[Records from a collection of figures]

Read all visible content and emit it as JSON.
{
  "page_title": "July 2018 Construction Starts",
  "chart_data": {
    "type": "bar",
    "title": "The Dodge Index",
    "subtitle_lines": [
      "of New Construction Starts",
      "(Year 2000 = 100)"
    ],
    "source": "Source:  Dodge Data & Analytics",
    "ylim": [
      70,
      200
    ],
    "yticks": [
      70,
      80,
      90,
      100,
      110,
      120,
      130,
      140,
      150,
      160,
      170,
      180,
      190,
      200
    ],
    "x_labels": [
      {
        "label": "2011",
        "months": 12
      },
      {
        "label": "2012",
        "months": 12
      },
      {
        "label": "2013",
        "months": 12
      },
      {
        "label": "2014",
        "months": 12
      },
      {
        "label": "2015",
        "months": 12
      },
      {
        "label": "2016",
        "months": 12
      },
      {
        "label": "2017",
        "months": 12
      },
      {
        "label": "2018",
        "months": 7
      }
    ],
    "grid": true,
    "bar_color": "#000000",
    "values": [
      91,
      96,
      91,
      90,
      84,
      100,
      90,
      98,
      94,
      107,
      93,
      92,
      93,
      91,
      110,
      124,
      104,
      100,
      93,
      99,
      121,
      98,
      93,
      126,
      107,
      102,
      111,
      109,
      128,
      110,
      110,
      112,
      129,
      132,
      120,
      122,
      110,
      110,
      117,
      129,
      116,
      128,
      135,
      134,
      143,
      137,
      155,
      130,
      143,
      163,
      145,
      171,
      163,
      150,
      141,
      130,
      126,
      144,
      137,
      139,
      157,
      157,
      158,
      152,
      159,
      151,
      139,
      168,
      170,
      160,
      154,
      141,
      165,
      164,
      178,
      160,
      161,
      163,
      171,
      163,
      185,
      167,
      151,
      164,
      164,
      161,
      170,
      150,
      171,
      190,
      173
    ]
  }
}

==

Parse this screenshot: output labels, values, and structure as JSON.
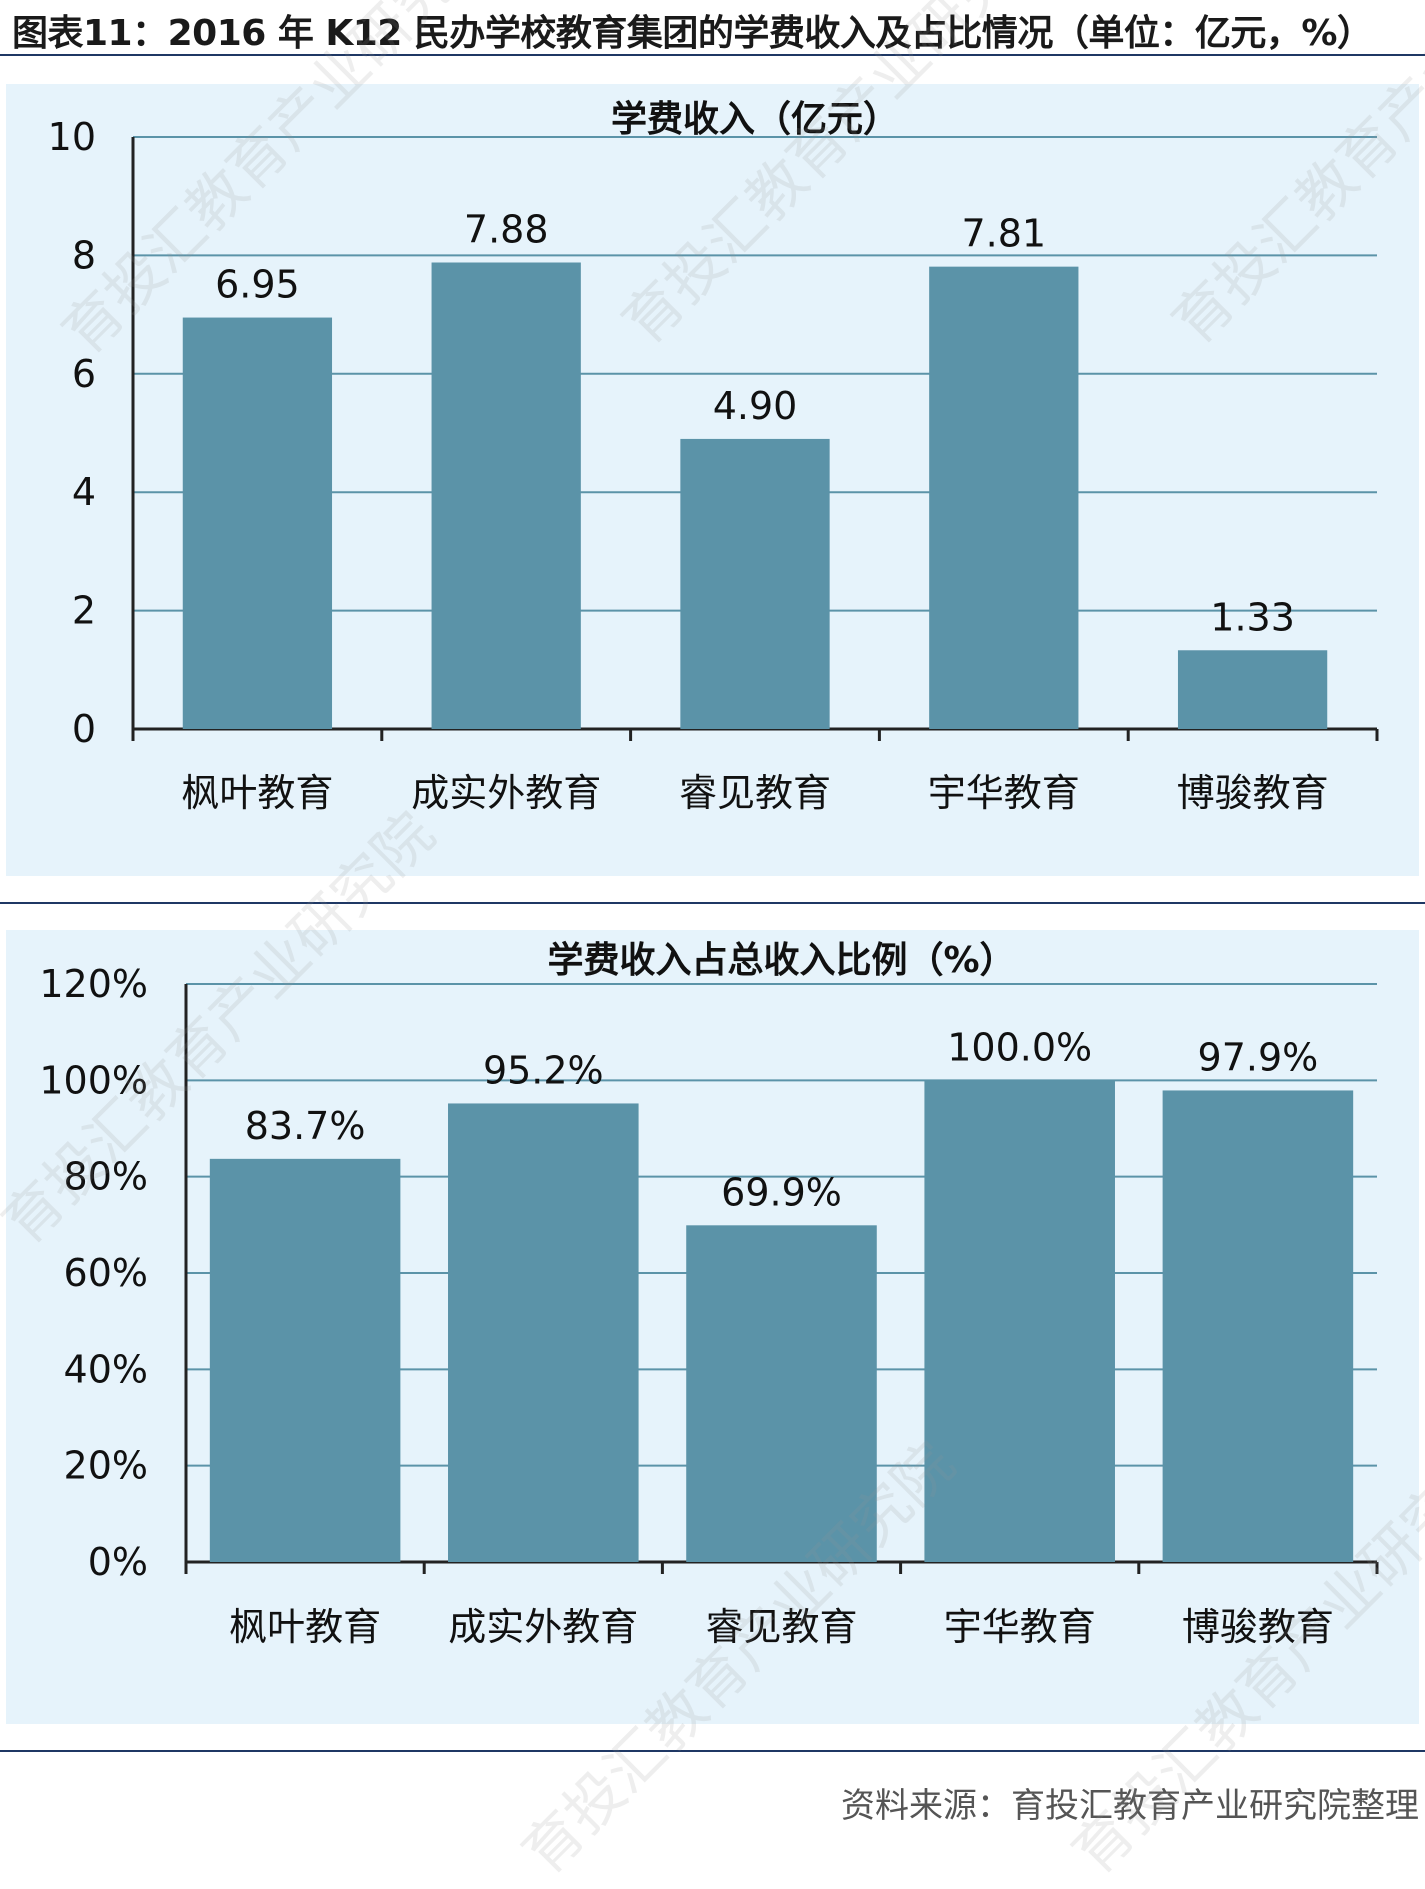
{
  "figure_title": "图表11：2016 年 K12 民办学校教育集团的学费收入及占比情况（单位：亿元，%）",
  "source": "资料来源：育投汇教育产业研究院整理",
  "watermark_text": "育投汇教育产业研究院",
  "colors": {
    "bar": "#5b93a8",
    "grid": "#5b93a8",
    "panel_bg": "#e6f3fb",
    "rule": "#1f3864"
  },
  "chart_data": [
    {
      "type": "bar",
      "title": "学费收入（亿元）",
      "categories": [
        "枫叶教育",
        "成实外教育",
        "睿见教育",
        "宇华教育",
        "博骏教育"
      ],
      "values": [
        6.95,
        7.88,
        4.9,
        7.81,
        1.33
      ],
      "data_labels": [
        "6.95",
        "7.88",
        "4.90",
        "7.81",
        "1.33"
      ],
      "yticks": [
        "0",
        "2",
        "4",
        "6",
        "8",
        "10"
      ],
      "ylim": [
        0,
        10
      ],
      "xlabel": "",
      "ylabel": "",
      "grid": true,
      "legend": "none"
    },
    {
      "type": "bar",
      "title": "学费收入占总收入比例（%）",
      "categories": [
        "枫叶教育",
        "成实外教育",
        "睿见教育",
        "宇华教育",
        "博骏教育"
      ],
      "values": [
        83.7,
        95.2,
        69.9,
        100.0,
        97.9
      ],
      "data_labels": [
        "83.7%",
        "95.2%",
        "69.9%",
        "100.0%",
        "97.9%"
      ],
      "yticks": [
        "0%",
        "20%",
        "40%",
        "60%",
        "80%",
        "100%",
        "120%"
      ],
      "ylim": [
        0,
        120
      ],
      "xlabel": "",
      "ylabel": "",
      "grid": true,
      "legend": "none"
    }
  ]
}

--

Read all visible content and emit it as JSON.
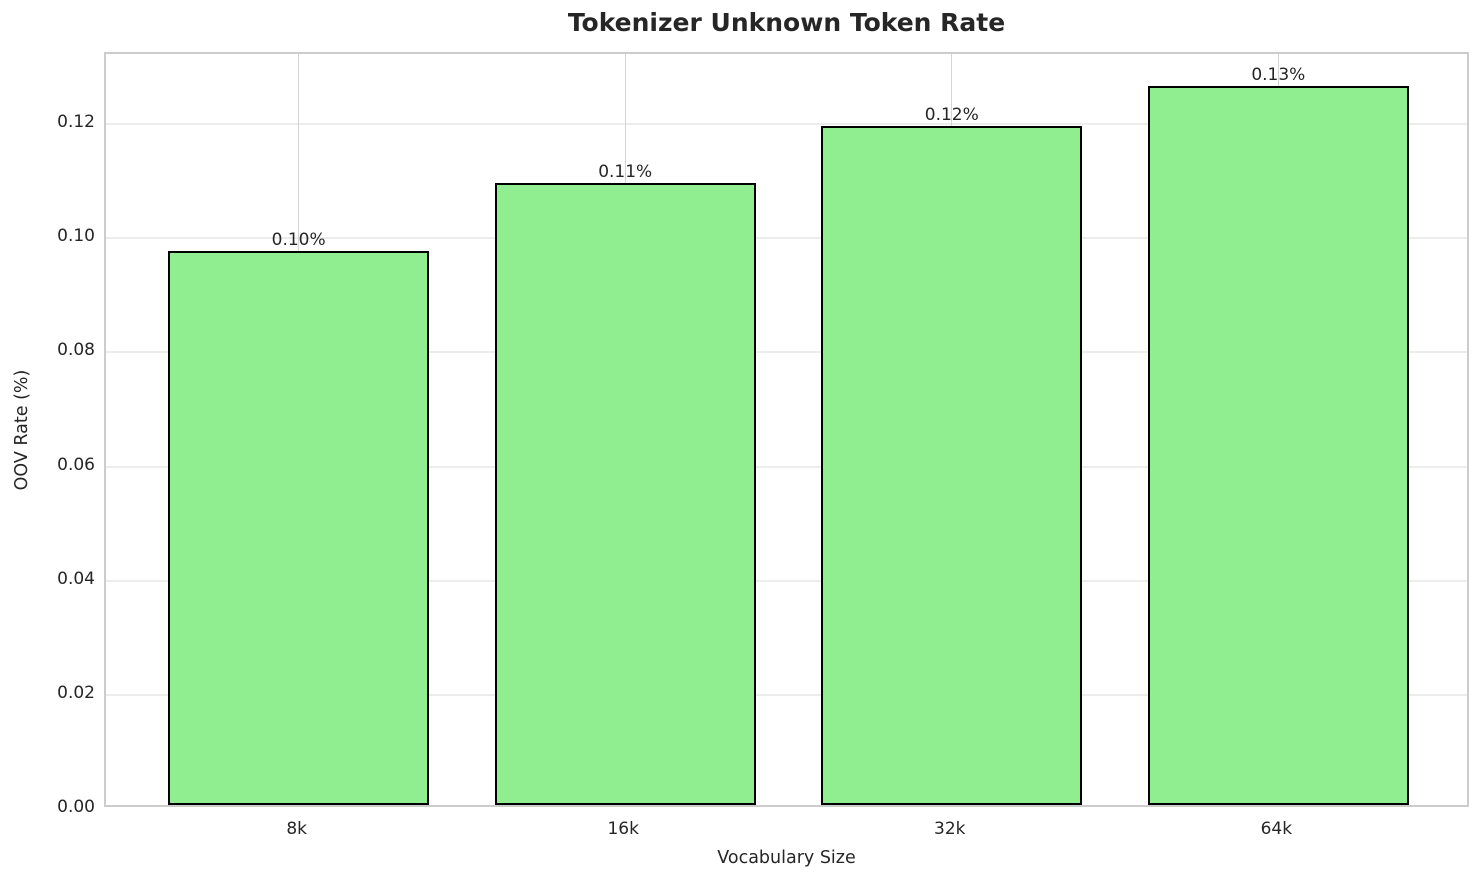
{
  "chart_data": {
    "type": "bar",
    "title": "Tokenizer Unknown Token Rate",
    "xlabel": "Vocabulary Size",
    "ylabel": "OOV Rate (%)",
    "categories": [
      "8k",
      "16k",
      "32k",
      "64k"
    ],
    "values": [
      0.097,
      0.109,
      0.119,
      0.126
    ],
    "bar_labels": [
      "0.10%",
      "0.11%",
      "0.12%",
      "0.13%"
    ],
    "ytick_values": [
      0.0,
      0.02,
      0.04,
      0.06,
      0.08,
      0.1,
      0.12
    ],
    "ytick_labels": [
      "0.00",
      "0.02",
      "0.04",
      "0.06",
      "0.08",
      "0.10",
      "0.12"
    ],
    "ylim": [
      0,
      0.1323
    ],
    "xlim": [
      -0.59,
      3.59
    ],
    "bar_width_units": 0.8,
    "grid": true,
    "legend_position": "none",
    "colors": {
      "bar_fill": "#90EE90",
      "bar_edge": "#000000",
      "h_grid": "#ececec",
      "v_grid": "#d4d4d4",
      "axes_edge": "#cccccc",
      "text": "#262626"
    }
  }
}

● **Objective**:
Look through the material and copy each line that has "Starts".

● **The answer**:
  "page_title": "July 2018 Construction Starts",
      "of New Construction Starts",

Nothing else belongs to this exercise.